Can you copy every line of the items below word for word, with nothing changed, added or left out?

-- START OF Data to process --

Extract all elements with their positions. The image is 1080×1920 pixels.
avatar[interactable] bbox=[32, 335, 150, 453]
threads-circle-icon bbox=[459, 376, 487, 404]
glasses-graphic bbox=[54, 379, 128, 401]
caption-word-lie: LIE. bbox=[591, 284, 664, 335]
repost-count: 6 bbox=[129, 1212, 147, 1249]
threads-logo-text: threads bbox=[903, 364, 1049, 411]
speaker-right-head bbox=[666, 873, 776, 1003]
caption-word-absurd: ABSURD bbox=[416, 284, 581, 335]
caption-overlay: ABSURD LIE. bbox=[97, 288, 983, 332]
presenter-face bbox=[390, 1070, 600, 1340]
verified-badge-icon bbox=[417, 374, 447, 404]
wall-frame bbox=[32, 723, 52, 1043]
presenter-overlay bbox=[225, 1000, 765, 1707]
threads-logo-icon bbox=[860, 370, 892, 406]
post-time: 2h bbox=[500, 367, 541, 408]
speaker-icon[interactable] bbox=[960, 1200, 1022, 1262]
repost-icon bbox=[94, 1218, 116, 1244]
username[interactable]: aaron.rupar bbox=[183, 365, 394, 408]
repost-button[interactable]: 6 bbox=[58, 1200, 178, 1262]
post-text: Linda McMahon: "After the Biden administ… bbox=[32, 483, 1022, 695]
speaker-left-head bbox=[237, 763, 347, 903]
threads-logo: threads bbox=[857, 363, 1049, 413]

-- END OF Data to process --

* [Response to the task]
Extract all elements with their positions. The image is 1080×1920 pixels.
avatar[interactable] bbox=[32, 335, 150, 453]
threads-circle-icon bbox=[459, 376, 487, 404]
glasses-graphic bbox=[54, 379, 128, 401]
caption-word-lie: LIE. bbox=[591, 284, 664, 335]
repost-count: 6 bbox=[129, 1212, 147, 1249]
threads-logo-text: threads bbox=[903, 364, 1049, 411]
speaker-right-head bbox=[666, 873, 776, 1003]
caption-word-absurd: ABSURD bbox=[416, 284, 581, 335]
caption-overlay: ABSURD LIE. bbox=[97, 288, 983, 332]
presenter-face bbox=[390, 1070, 600, 1340]
verified-badge-icon bbox=[417, 374, 447, 404]
wall-frame bbox=[32, 723, 52, 1043]
presenter-overlay bbox=[225, 1000, 765, 1707]
threads-logo-icon bbox=[860, 370, 892, 406]
post-time: 2h bbox=[500, 367, 541, 408]
speaker-icon[interactable] bbox=[960, 1200, 1022, 1262]
repost-icon bbox=[94, 1218, 116, 1244]
username[interactable]: aaron.rupar bbox=[183, 365, 394, 408]
repost-button[interactable]: 6 bbox=[58, 1200, 178, 1262]
post-text: Linda McMahon: "After the Biden administ… bbox=[32, 483, 1022, 695]
speaker-left-head bbox=[237, 763, 347, 903]
threads-logo: threads bbox=[857, 363, 1049, 413]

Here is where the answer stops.